■ **Énoncé du problème**: Pouvez-vous recopier à l'identique chacune des lignes ci-dessous, sans en omettre aucune ?

● ● ● ● ● ● ●

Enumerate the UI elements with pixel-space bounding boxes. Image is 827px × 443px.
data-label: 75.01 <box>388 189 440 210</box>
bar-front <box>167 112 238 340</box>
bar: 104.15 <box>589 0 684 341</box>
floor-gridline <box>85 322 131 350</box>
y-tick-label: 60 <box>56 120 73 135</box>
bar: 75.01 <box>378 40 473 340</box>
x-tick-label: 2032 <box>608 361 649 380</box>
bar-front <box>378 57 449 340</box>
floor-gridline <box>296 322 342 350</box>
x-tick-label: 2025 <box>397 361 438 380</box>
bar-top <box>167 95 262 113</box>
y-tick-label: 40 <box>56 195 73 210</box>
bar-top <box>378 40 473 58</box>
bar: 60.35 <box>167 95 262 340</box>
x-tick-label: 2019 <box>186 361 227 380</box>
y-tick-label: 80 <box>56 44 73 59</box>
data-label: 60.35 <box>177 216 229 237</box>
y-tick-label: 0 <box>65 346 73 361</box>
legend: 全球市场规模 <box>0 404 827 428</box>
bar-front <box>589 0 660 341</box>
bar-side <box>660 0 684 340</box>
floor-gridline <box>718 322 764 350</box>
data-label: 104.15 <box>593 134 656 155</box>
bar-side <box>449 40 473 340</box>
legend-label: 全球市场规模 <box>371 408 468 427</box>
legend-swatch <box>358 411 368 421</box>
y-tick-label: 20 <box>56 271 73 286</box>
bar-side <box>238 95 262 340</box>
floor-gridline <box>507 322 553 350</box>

● ● ● ● ● ● ●

■ **Réponse proposée**:
Enumerate the UI elements with pixel-space bounding boxes. Image is 827px × 443px.
data-label: 75.01 <box>388 189 440 210</box>
bar-front <box>167 112 238 340</box>
bar: 104.15 <box>589 0 684 341</box>
floor-gridline <box>85 322 131 350</box>
y-tick-label: 60 <box>56 120 73 135</box>
bar: 75.01 <box>378 40 473 340</box>
x-tick-label: 2032 <box>608 361 649 380</box>
bar-front <box>378 57 449 340</box>
floor-gridline <box>296 322 342 350</box>
x-tick-label: 2025 <box>397 361 438 380</box>
bar-top <box>167 95 262 113</box>
y-tick-label: 40 <box>56 195 73 210</box>
bar-top <box>378 40 473 58</box>
bar: 60.35 <box>167 95 262 340</box>
x-tick-label: 2019 <box>186 361 227 380</box>
y-tick-label: 80 <box>56 44 73 59</box>
data-label: 60.35 <box>177 216 229 237</box>
y-tick-label: 0 <box>65 346 73 361</box>
legend: 全球市场规模 <box>0 404 827 428</box>
bar-front <box>589 0 660 341</box>
bar-side <box>660 0 684 340</box>
floor-gridline <box>718 322 764 350</box>
data-label: 104.15 <box>593 134 656 155</box>
bar-side <box>449 40 473 340</box>
legend-label: 全球市场规模 <box>371 408 468 427</box>
legend-swatch <box>358 411 368 421</box>
y-tick-label: 20 <box>56 271 73 286</box>
bar-side <box>238 95 262 340</box>
floor-gridline <box>507 322 553 350</box>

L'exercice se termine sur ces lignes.